■ **Required task**
Each record must be retyped in full. No character may differ.

■ **Provided data**
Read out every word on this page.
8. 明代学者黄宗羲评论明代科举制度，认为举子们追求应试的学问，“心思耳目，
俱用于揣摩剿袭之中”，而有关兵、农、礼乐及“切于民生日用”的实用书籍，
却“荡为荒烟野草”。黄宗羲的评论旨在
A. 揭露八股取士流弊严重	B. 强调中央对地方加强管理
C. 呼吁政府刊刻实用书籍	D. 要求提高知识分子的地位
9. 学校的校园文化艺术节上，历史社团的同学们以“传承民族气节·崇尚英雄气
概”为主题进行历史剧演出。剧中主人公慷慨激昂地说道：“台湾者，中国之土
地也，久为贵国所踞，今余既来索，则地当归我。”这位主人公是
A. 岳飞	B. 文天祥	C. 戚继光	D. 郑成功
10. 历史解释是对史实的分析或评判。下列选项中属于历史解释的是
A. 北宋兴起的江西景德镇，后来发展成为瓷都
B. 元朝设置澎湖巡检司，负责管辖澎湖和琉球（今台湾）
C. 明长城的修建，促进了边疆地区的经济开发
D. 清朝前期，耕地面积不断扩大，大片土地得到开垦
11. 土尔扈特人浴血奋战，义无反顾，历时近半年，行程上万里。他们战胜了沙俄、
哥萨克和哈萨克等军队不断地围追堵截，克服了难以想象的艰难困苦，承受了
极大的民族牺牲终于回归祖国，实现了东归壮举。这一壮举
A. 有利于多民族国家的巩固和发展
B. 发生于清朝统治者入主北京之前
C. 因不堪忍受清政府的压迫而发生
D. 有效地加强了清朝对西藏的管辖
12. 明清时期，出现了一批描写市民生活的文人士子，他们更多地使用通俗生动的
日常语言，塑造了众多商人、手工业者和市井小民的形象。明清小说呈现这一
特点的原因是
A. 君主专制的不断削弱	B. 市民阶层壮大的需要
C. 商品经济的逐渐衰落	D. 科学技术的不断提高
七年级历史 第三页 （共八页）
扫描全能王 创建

■ **Solution**
Read out every word on this page.
8. 明代学者黄宗羲评论明代科举制度，认为举子们追求应试的学问，“心思耳目，
俱用于揣摩剿袭之中”，而有关兵、农、礼乐及“切于民生日用”的实用书籍，
却“荡为荒烟野草”。黄宗羲的评论旨在
A. 揭露八股取士流弊严重	B. 强调中央对地方加强管理
C. 呼吁政府刊刻实用书籍	D. 要求提高知识分子的地位
9. 学校的校园文化艺术节上，历史社团的同学们以“传承民族气节·崇尚英雄气
概”为主题进行历史剧演出。剧中主人公慷慨激昂地说道：“台湾者，中国之土
地也，久为贵国所踞，今余既来索，则地当归我。”这位主人公是
A. 岳飞	B. 文天祥	C. 戚继光	D. 郑成功
10. 历史解释是对史实的分析或评判。下列选项中属于历史解释的是
A. 北宋兴起的江西景德镇，后来发展成为瓷都
B. 元朝设置澎湖巡检司，负责管辖澎湖和琉球（今台湾）
C. 明长城的修建，促进了边疆地区的经济开发
D. 清朝前期，耕地面积不断扩大，大片土地得到开垦
11. 土尔扈特人浴血奋战，义无反顾，历时近半年，行程上万里。他们战胜了沙俄、
哥萨克和哈萨克等军队不断地围追堵截，克服了难以想象的艰难困苦，承受了
极大的民族牺牲终于回归祖国，实现了东归壮举。这一壮举
A. 有利于多民族国家的巩固和发展
B. 发生于清朝统治者入主北京之前
C. 因不堪忍受清政府的压迫而发生
D. 有效地加强了清朝对西藏的管辖
12. 明清时期，出现了一批描写市民生活的文人士子，他们更多地使用通俗生动的
日常语言，塑造了众多商人、手工业者和市井小民的形象。明清小说呈现这一
特点的原因是
A. 君主专制的不断削弱	B. 市民阶层壮大的需要
C. 商品经济的逐渐衰落	D. 科学技术的不断提高
七年级历史 第三页 （共八页）
扫描全能王 创建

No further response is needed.